**DIRECTIONS**
Omitting all pictures, copy word for word the lines from the line containing "Read all visible content and emit it as JSON." through the final line of the entries.
+++ RECORD EXTRACTS +++
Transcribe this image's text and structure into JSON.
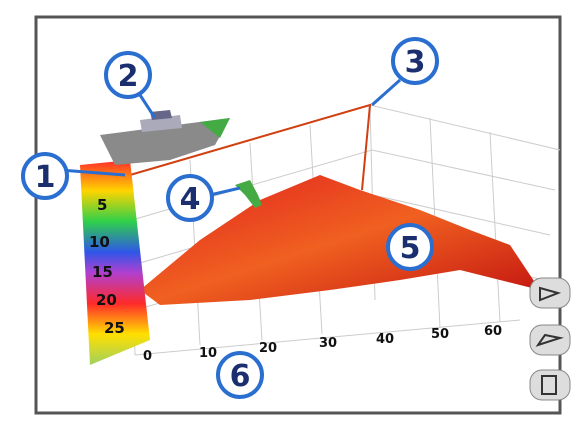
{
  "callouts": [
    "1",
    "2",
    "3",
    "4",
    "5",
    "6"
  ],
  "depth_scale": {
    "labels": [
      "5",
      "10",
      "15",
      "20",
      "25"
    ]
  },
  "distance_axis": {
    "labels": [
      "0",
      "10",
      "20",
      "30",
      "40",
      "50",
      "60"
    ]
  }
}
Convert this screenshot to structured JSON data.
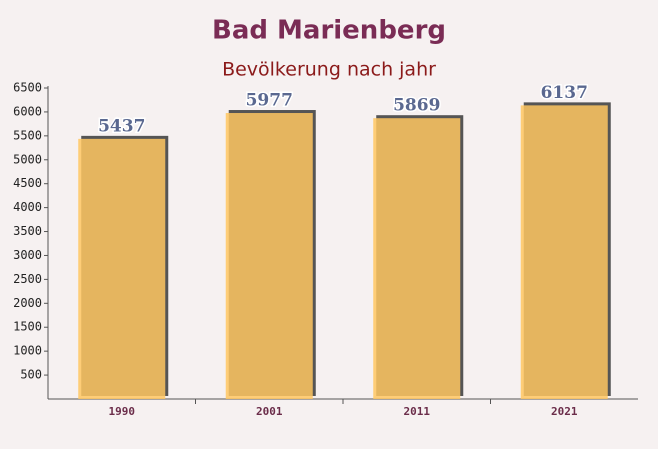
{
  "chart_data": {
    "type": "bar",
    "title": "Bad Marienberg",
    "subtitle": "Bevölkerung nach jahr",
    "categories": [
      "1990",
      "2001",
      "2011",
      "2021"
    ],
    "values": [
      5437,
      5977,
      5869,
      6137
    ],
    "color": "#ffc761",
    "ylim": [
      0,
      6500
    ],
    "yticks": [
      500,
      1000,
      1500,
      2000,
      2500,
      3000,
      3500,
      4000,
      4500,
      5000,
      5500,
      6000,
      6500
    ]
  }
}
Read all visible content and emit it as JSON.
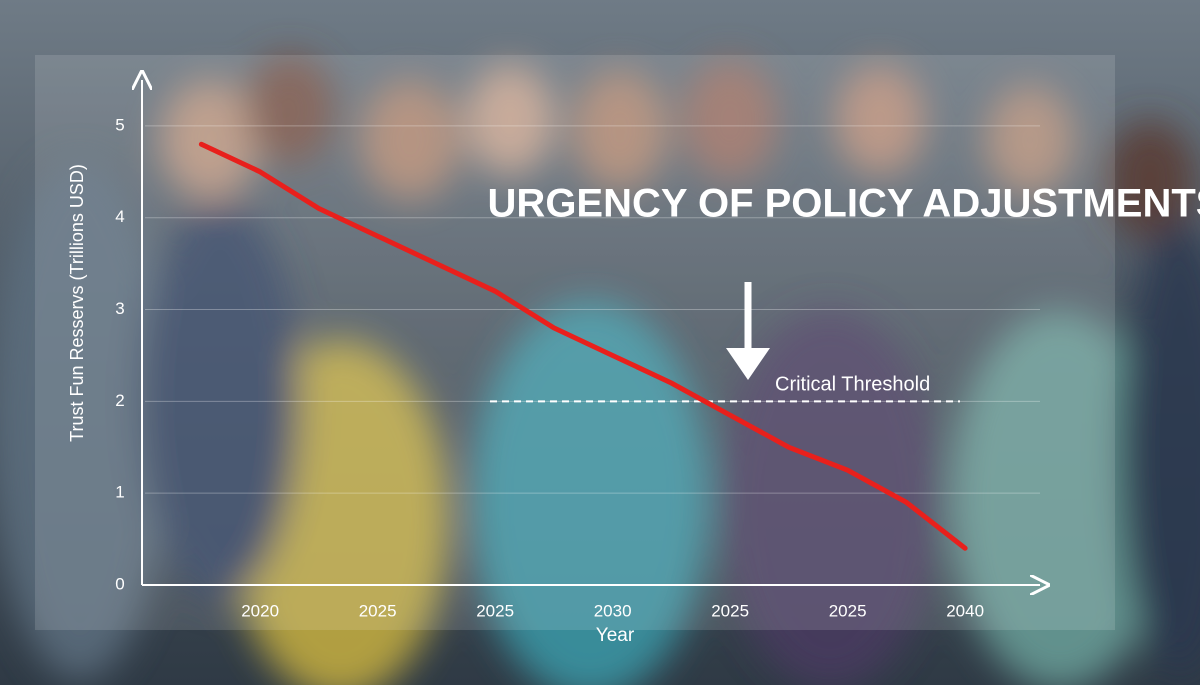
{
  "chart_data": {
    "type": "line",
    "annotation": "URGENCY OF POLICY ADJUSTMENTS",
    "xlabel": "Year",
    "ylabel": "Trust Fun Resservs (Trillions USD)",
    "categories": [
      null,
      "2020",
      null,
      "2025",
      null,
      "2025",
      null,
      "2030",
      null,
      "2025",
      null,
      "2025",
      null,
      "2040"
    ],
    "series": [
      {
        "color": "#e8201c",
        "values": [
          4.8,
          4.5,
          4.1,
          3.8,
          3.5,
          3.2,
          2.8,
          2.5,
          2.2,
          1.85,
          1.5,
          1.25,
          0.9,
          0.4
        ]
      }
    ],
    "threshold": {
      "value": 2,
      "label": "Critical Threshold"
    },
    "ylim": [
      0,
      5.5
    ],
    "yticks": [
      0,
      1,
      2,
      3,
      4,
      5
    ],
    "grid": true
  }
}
+++
**FINAL ANSWER**
Read all visible content and emit it as JSON.
{
  "chart_data": {
    "type": "line",
    "annotation": "URGENCY OF POLICY ADJUSTMENTS",
    "xlabel": "Year",
    "ylabel": "Trust Fun Resservs (Trillions USD)",
    "categories": [
      null,
      "2020",
      null,
      "2025",
      null,
      "2025",
      null,
      "2030",
      null,
      "2025",
      null,
      "2025",
      null,
      "2040"
    ],
    "series": [
      {
        "color": "#e8201c",
        "values": [
          4.8,
          4.5,
          4.1,
          3.8,
          3.5,
          3.2,
          2.8,
          2.5,
          2.2,
          1.85,
          1.5,
          1.25,
          0.9,
          0.4
        ]
      }
    ],
    "threshold": {
      "value": 2,
      "label": "Critical Threshold"
    },
    "ylim": [
      0,
      5.5
    ],
    "yticks": [
      0,
      1,
      2,
      3,
      4,
      5
    ],
    "grid": true
  }
}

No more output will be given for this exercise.